• **Texte extrait**
____

Dans ces contextes traditionnels, la recherche donne à penser qu’une communication médiatique au sujet de décisions à haut risque social a des limites. Par exemple, pour quelqu’un en recherche qui s’interroge sur le Christ, le potentiel des médias pour sensibiliser et informer quant aux divers choix possibles est important. Par la suite, les médias peuvent encore jouer un rôle important pour encourager et éduquer les individus « après la décision ». Mais, au moment critique de la prise de décision elle-même, les relations interpersonnelles sont vitales ;[4]

L’importance de la proximité dans la communication a été largement étudiée et, là encore, elle est attestée par de multiples passages des Écritures. La confiance et la crédibilité sont des éléments clés, quand les implications personnelles de la décision envisagée augmentent. Ce message vient-il d’un inconnu plus ou moins lointain ? Ou, d’une source fiable avec laquelle j’ai une relation personnelle ?[5]

L’avènement et l’adoption généralisée des médias sociaux ont considérablement élargi les possibilités d’aborder des questions telles que la proximité et la spécificité géographique des messages ;

Identifier les personnes en recherche et/ou les individus de paix qui, à leur tour, peuvent devenir des facteurs clés dans les « mouvements » a posé des difficultés à la communauté missionnaire depuis plus de 50 ans. Comment les agences médiatiques peuvent-elles galvaniser ou soutenir efficacement le rôle de l’individu dans le développement de communautés d’Église locales ?

L’éthique hautement individualiste du christianisme occidental actuel a eu un effet profond sur la façon dont le financement des initiatives liées aux médias est évalué. Le financement occidental a largement favorisé l’équivalent numérique du « combien ont levé la main ? » ou du « combien se sont avancés à l’appel ? » Mais il n’y a pas eu de catégories, pas de paramètres conçus pour évaluer la croissance de la maturité des croyants ou la santé de leurs assemblées locales.

Une autre façon de résumer ce que j’avance est la suivante : y a-t-il au moins un élément de notre stratégie médiatique ou de communication qui cherche à renforcer et à habiliter les croyants locaux existants et leurs communautés à « faire l’évangélisation », plutôt que de se focaliser sur la recherche d’une relation directe via les médias avec un individu « en recherche » ?

Expérience sur le terrain

D’après mon expérience, la question des médias et leur relation avec les problèmes sur le terrain a été sérieusement explorée pour la première fois en 1986 par huit agences axées sur l’Afrique du Nord. Trois de ces huit agences étaient des radiodiffuseurs, le seul média électronique impliqué dans l’évangélisation de la région à l’époque.

Lors de ces réunions en Espagne, on a appris que, fréquemment, la même personne contactait plusieurs radiodiffuseurs, demandant souvent des conseils, des bibles, etc. Le défi ? Faire, de ces personnes apparemment en recherche, des croyants, des disciples, et les voir finalement intégrer des assemblées locales.[6]

Alors que les producteurs de contenu et les formes de communication proliféraient, les initiatives basées sur les médias ont été confrontées à de nouveaux défis. Plus tard, une initiative multi-agences bien intentionnée, GRMS, a fait des efforts diligents pour relever les mêmes défis. C’est une histoire que beaucoup connaissent bien.

____

• **Documents fournis**
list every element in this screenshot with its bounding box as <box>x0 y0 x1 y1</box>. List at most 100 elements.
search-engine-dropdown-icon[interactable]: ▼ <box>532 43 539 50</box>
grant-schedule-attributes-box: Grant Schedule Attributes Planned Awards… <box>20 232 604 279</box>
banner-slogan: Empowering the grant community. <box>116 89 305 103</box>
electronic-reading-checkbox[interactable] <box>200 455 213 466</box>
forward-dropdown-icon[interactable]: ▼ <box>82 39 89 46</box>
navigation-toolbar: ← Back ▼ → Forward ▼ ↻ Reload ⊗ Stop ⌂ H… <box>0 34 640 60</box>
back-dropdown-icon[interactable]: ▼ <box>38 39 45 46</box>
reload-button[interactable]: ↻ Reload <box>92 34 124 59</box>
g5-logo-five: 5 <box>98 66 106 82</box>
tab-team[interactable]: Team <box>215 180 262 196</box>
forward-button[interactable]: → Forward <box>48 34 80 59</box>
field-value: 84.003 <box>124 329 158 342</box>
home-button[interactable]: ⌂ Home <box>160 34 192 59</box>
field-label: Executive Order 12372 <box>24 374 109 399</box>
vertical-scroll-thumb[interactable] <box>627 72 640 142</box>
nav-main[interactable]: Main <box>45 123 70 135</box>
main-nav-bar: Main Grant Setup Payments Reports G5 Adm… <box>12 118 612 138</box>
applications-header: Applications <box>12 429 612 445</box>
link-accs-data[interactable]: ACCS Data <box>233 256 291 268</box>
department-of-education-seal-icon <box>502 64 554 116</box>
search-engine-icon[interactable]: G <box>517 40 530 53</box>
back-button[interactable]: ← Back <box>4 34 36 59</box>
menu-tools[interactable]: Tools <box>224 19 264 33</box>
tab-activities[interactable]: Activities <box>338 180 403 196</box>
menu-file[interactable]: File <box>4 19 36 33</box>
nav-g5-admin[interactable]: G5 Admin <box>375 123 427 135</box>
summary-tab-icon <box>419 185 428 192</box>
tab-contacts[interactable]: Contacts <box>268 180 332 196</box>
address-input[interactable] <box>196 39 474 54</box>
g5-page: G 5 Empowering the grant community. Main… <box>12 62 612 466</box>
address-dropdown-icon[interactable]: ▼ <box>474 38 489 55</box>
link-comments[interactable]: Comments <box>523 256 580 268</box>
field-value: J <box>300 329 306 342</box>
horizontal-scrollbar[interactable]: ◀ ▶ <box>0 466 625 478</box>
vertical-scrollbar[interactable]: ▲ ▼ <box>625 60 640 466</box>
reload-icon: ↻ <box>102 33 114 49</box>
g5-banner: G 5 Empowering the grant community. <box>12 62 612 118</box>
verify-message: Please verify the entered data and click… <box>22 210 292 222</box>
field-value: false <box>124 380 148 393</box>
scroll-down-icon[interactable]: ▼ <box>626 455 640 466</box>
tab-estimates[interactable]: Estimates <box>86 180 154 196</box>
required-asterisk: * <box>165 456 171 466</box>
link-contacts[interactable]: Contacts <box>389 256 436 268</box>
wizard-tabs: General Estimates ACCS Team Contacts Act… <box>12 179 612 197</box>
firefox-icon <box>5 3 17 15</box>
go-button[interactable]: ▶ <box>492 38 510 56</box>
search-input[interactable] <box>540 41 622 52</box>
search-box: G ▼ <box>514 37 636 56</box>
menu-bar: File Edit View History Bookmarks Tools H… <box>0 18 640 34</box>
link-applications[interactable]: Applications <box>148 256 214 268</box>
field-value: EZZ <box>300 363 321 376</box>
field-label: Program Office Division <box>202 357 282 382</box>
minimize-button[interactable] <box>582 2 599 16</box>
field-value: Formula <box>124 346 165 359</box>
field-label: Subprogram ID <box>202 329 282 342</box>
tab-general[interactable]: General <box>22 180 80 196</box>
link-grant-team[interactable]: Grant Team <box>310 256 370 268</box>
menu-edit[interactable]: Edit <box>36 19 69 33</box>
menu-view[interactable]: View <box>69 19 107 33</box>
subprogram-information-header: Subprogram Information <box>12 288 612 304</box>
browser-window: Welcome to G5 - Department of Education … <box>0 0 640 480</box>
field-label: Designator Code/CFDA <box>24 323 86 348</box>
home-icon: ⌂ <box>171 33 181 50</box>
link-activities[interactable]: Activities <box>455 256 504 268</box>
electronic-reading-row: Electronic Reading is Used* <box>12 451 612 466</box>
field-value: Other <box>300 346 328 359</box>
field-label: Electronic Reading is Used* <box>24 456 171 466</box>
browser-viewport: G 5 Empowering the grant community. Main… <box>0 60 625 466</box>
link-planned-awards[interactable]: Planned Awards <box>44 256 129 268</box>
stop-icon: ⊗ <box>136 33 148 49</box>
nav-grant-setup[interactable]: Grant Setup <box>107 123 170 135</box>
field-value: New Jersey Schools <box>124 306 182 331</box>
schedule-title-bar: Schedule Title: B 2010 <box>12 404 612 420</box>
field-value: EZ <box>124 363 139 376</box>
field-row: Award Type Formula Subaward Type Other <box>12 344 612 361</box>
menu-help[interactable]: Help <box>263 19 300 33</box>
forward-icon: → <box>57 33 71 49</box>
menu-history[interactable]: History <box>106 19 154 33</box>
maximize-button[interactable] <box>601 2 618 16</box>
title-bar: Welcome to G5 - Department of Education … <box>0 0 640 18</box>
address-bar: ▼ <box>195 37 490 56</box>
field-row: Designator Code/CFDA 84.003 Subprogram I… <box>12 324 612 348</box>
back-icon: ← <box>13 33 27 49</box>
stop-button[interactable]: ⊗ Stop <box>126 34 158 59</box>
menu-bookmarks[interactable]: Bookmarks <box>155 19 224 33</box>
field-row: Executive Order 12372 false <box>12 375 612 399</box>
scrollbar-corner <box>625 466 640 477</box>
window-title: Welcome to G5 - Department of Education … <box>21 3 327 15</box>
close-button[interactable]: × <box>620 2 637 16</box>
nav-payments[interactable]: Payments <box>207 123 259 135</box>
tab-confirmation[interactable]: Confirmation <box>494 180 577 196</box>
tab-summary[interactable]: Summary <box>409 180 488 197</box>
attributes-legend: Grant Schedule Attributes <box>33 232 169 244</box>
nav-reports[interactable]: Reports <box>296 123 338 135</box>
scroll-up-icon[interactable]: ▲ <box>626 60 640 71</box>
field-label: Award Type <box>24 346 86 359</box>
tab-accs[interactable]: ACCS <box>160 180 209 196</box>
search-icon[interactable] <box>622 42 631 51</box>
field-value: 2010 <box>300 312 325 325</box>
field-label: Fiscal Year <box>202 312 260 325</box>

____

• **Actions à mener**
A – D'après le texte sur les médias et l'évangélisation, combien des huit agences réunies en 1986 étaient des radiodiffuseurs ?
B – Rédigez la suite du texte sur les médias et l'évangélisation à partir de sa dernière phrase.

• **Jeu de réponses**
A – Trois des huit agences étaient des radiodiffuseurs.

B –
Depuis ces réunions en Espagne, en 1986, ce qu’on peut désormais appeler des « Églises nationales » constituées de croyants d’arrière-plan musulman (MBB pour le sigle anglais) ont réussi à se développer lentement à travers la Libye, la Tunisie, l’Algérie et le Maroc, bien que ne recevant que peu d’attention explicite de la part des médias. Une exception exemplaire est une équipe de médias basée à Tunis qui s’est concentrée sur le renforcement des assemblées locales et de leurs dirigeants.

La décision de devenir un disciple de Jésus a lieu dans un contexte hautement personnel et relationnel, sur lequel les médias n’ont que peu ou pas de contrôle.

Contexte décisionnel

En fin de compte, la difficulté réside en ce que, dans les cultures traditionnelles, la décision de devenir un disciple de Jésus a lieu dans un contexte hautement personnel et relationnel, sur lequel les médias n’ont que peu ou pas de contrôle. Les sons et les images des médias doivent se traduire en chair et en os.

Dans son étude sur la culture et la prise de décision, Shalom Swartz, cité précédemment, met en évidence sept éléments clés de la culture qui influent sur la prise de décision. Conservatisme, harmonie et hiérarchie sont trois de ces éléments. Ce sont des caractéristiques typiques des cultures où la religion joue un rôle important pour façonner les comportements quotidiens.

Un bref article de BBC News relate les conséquences de la conversion d’un musulman au christianisme, à Londres.[7] Imaginez les implications pour un converti dans un village des montagnes de l’Atlas au Maroc. Les récits de circonstances souvent horribles entourant les nouveaux convertis sont très répandus.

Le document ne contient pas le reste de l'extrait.